▶ [Exercise requirements]:
Copy each line below exactly and leave the pictures out.
[Begin Data rows]
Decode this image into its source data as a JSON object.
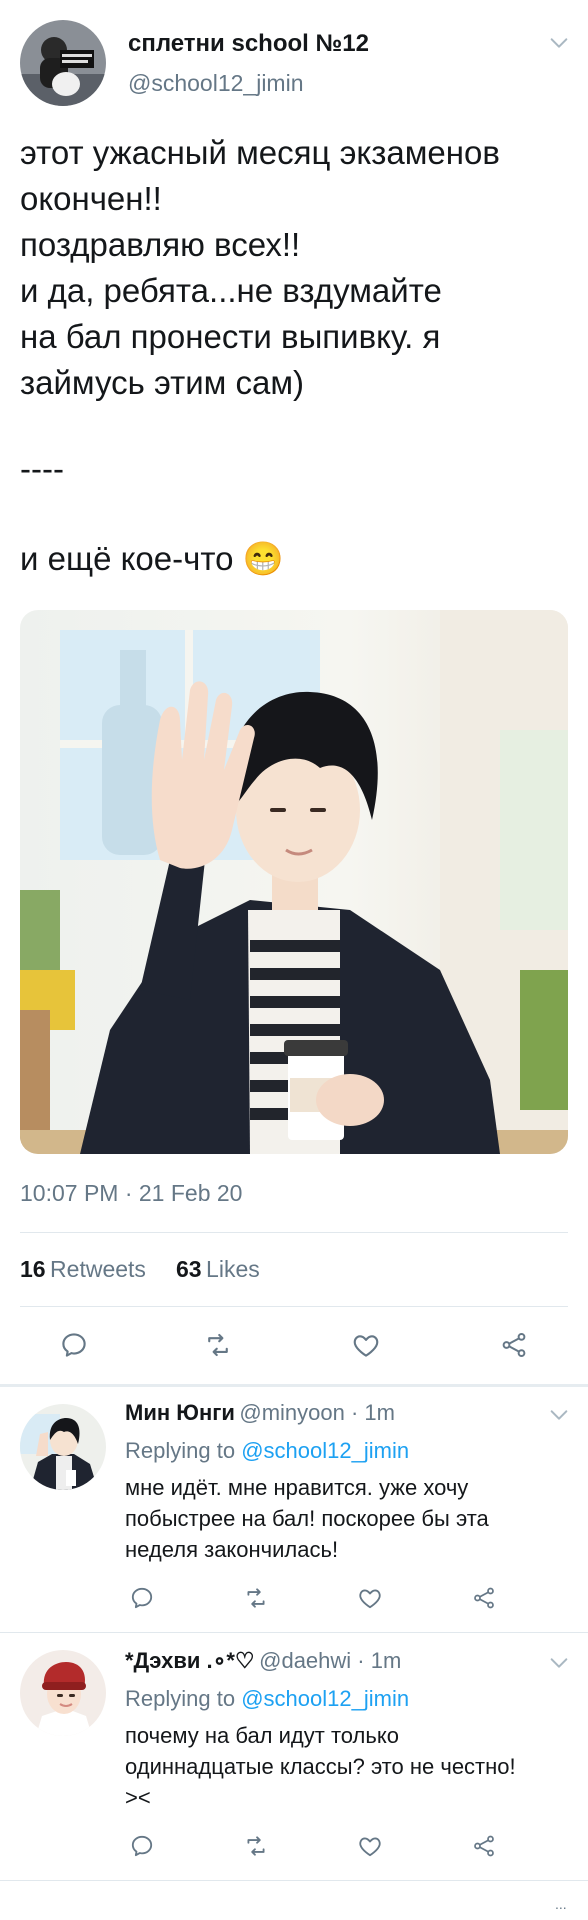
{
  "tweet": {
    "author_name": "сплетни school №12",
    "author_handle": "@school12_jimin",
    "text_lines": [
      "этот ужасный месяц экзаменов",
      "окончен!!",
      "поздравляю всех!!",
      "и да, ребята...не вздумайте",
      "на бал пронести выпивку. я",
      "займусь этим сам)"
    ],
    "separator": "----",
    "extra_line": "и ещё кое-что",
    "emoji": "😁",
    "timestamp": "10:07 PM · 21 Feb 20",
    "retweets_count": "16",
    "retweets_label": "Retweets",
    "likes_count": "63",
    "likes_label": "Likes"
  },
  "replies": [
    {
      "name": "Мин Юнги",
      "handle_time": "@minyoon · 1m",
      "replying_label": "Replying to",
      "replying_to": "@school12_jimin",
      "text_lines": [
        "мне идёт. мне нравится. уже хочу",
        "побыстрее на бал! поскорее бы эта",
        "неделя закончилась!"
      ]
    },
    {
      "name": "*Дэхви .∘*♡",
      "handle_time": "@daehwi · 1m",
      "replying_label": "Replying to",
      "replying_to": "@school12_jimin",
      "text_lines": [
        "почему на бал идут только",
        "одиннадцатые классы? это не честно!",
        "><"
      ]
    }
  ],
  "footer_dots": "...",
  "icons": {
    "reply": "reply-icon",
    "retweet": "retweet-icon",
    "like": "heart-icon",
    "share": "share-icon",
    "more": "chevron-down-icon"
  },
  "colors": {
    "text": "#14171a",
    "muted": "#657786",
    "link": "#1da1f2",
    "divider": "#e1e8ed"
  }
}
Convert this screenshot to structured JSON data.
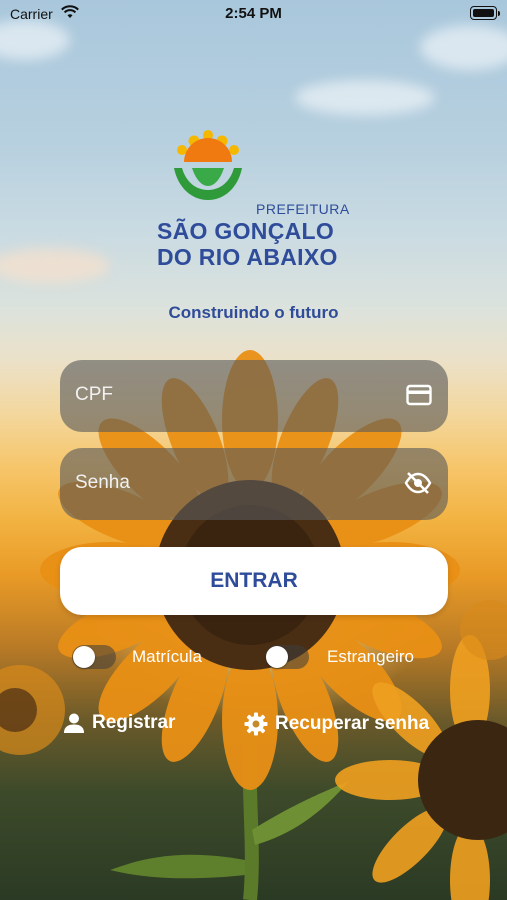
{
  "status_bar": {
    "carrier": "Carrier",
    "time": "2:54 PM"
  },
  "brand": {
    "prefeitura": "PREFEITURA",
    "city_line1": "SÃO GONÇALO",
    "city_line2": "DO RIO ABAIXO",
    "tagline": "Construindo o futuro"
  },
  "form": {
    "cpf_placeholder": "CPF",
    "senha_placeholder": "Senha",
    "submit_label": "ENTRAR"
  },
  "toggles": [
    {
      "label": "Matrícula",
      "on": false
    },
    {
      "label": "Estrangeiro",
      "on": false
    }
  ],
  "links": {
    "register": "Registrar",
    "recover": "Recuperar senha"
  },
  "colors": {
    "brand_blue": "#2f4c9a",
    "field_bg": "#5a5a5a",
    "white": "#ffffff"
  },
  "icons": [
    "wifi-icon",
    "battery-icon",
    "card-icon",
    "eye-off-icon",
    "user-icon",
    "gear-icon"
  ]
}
[End Data rows]
▶ [Complete response]:
Decode this image into its source data as a JSON object.
{
  "tweet": {
    "author_name": "сплетни school №12",
    "author_handle": "@school12_jimin",
    "text_lines": [
      "этот ужасный месяц экзаменов",
      "окончен!!",
      "поздравляю всех!!",
      "и да, ребята...не вздумайте",
      "на бал пронести выпивку. я",
      "займусь этим сам)"
    ],
    "separator": "----",
    "extra_line": "и ещё кое-что",
    "emoji": "😁",
    "timestamp": "10:07 PM · 21 Feb 20",
    "retweets_count": "16",
    "retweets_label": "Retweets",
    "likes_count": "63",
    "likes_label": "Likes"
  },
  "replies": [
    {
      "name": "Мин Юнги",
      "handle_time": "@minyoon · 1m",
      "replying_label": "Replying to",
      "replying_to": "@school12_jimin",
      "text_lines": [
        "мне идёт. мне нравится. уже хочу",
        "побыстрее на бал! поскорее бы эта",
        "неделя закончилась!"
      ]
    },
    {
      "name": "*Дэхви .∘*♡",
      "handle_time": "@daehwi · 1m",
      "replying_label": "Replying to",
      "replying_to": "@school12_jimin",
      "text_lines": [
        "почему на бал идут только",
        "одиннадцатые классы? это не честно!",
        "><"
      ]
    }
  ],
  "footer_dots": "...",
  "icons": {
    "reply": "reply-icon",
    "retweet": "retweet-icon",
    "like": "heart-icon",
    "share": "share-icon",
    "more": "chevron-down-icon"
  },
  "colors": {
    "text": "#14171a",
    "muted": "#657786",
    "link": "#1da1f2",
    "divider": "#e1e8ed"
  }
}
Convert this screenshot to structured JSON data.
{
  "status_bar": {
    "carrier": "Carrier",
    "time": "2:54 PM"
  },
  "brand": {
    "prefeitura": "PREFEITURA",
    "city_line1": "SÃO GONÇALO",
    "city_line2": "DO RIO ABAIXO",
    "tagline": "Construindo o futuro"
  },
  "form": {
    "cpf_placeholder": "CPF",
    "senha_placeholder": "Senha",
    "submit_label": "ENTRAR"
  },
  "toggles": [
    {
      "label": "Matrícula",
      "on": false
    },
    {
      "label": "Estrangeiro",
      "on": false
    }
  ],
  "links": {
    "register": "Registrar",
    "recover": "Recuperar senha"
  },
  "colors": {
    "brand_blue": "#2f4c9a",
    "field_bg": "#5a5a5a",
    "white": "#ffffff"
  },
  "icons": [
    "wifi-icon",
    "battery-icon",
    "card-icon",
    "eye-off-icon",
    "user-icon",
    "gear-icon"
  ]
}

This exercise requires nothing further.